Extracted records
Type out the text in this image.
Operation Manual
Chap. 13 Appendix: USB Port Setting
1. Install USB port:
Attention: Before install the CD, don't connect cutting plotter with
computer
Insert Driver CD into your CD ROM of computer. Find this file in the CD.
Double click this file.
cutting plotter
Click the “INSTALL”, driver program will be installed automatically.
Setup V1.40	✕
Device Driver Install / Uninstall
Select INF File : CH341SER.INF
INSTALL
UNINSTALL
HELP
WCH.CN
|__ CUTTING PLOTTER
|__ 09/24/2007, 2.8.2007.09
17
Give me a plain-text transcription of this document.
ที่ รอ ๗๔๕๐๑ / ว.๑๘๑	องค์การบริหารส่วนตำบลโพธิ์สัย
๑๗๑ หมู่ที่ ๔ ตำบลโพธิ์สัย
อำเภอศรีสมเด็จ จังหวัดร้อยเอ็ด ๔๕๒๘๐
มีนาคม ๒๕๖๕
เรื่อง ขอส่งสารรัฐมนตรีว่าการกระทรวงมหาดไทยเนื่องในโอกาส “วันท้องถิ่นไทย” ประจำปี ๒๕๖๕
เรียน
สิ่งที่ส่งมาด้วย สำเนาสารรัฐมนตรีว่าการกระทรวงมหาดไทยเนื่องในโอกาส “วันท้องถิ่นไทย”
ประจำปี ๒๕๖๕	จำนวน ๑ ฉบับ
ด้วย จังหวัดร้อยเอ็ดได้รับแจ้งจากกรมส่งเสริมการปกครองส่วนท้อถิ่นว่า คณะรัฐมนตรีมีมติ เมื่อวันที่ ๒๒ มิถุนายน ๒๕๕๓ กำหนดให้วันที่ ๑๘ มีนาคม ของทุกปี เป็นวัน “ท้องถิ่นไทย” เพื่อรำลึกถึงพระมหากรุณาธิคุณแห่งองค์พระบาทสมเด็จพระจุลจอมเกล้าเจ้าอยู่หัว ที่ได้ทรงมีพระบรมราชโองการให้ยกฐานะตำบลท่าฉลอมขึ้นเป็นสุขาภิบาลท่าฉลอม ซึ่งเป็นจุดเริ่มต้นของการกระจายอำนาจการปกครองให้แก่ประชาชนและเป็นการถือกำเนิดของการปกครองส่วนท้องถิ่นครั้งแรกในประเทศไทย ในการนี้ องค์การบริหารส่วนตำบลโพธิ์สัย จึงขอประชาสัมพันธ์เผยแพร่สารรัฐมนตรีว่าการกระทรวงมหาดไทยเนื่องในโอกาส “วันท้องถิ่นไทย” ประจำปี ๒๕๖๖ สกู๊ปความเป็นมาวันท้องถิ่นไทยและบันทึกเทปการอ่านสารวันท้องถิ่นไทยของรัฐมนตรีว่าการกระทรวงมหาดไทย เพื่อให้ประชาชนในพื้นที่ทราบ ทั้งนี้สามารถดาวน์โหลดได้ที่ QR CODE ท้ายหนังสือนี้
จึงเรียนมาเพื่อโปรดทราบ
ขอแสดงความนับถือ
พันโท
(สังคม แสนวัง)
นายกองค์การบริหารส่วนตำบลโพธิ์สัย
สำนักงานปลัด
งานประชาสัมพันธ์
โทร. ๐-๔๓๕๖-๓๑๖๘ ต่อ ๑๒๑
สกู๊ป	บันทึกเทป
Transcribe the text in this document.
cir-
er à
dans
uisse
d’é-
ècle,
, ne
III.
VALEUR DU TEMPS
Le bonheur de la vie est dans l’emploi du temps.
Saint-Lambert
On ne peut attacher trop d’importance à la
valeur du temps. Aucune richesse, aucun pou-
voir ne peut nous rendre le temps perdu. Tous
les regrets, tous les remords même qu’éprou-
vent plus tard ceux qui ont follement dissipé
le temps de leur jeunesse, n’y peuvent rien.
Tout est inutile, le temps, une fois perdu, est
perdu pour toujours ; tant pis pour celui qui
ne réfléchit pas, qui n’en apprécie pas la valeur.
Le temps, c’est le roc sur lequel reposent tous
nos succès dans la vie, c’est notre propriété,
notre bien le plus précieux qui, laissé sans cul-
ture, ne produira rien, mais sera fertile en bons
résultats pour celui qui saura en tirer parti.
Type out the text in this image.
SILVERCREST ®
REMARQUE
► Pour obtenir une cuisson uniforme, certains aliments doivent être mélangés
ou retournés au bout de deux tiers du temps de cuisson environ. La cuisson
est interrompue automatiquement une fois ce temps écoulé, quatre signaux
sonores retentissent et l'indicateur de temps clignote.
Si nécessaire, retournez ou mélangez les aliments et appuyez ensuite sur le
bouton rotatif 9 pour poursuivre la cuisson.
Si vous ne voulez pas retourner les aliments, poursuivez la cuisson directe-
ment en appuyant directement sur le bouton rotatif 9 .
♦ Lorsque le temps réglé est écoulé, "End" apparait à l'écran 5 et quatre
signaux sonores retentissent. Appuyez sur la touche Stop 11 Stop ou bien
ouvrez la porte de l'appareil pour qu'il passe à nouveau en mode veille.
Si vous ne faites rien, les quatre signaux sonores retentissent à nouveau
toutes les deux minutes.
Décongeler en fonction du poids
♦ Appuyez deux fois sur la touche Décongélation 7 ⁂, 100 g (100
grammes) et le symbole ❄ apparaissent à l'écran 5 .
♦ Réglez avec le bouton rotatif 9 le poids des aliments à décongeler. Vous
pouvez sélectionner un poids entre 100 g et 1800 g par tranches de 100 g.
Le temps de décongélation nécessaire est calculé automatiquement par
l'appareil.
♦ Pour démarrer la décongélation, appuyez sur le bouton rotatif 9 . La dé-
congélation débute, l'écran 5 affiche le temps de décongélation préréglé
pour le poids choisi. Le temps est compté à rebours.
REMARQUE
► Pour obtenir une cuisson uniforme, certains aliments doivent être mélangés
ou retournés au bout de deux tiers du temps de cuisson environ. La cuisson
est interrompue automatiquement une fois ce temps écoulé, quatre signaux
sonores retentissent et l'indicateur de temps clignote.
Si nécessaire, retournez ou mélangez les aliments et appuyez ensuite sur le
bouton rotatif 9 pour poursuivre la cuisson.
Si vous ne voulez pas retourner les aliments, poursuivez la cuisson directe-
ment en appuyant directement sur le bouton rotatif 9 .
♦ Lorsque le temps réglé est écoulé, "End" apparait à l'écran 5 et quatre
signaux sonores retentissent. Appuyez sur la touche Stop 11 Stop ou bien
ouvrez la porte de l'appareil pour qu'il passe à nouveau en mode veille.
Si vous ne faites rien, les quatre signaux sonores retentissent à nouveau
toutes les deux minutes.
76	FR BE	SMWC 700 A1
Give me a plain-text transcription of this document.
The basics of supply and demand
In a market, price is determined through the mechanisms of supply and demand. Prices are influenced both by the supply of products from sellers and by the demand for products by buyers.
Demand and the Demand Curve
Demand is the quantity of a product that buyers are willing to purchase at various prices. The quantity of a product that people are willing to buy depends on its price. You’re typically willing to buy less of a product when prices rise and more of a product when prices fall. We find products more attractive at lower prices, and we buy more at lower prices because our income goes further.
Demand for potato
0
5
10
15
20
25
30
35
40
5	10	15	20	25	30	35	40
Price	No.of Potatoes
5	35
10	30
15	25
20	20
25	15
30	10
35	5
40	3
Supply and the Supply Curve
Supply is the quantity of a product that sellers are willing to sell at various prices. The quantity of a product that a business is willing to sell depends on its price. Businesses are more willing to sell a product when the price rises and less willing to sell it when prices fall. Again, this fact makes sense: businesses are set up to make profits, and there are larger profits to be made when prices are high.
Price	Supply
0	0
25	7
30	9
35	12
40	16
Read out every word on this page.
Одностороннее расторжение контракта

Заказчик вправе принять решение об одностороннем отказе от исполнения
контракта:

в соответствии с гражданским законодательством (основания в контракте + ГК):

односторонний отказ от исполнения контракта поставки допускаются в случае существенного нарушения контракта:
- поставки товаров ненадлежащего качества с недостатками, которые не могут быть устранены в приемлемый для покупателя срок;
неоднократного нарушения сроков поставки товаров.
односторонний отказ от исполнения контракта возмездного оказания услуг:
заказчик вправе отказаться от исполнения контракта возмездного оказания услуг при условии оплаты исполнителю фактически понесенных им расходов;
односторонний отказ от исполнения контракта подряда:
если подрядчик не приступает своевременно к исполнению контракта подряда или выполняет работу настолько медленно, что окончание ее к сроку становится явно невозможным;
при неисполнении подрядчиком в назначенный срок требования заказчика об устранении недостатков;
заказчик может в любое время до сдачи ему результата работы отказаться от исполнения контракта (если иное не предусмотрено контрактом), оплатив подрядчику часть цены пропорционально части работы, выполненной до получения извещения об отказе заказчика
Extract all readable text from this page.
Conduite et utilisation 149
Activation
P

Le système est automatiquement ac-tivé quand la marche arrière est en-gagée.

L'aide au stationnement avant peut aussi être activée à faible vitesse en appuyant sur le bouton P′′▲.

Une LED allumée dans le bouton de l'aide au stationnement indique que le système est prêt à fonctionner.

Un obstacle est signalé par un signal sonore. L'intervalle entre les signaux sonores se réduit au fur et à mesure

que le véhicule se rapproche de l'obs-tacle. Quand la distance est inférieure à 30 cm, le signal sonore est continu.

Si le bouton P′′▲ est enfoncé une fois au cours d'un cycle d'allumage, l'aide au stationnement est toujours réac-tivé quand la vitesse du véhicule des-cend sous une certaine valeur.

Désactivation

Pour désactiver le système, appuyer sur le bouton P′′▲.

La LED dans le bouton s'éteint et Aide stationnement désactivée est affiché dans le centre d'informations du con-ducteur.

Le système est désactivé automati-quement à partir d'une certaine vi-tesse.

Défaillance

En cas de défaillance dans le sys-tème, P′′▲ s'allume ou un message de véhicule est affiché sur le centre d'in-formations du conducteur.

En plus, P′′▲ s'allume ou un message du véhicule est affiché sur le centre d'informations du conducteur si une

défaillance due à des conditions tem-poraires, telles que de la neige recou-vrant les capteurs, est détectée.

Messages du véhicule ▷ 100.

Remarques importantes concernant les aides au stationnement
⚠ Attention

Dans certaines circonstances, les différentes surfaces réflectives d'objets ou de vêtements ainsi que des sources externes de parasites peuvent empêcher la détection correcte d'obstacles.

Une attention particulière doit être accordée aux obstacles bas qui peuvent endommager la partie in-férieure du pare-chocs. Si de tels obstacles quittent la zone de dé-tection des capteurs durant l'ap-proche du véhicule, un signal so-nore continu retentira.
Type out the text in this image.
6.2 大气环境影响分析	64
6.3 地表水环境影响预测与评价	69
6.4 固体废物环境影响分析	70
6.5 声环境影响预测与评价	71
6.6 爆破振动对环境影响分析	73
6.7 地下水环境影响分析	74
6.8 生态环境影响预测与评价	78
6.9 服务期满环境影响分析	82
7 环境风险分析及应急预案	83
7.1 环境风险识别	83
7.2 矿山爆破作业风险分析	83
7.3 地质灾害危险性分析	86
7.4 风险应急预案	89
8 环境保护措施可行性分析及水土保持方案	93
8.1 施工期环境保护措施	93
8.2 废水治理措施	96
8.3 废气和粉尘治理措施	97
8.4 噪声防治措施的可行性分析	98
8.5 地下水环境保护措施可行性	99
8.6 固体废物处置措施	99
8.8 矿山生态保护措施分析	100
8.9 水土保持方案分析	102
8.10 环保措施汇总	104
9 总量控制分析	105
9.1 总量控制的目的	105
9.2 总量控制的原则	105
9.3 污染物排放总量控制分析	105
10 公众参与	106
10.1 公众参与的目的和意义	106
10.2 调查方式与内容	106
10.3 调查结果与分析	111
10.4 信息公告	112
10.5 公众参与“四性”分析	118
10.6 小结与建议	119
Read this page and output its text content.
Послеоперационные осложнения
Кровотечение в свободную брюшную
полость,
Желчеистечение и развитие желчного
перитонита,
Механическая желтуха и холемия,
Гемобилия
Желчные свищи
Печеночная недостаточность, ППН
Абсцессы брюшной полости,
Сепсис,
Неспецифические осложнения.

▶ **TASK REQUIREMENTS**: In the listing, find all lines with the string "поставки" and copy them.

▶ **IN RESPONSE**:
односторонний отказ от исполнения контракта поставки допускаются в случае существенного нарушения контракта:
- поставки товаров ненадлежащего качества с недостатками, которые не могут быть устранены в приемлемый для покупателя срок;
неоднократного нарушения сроков поставки товаров.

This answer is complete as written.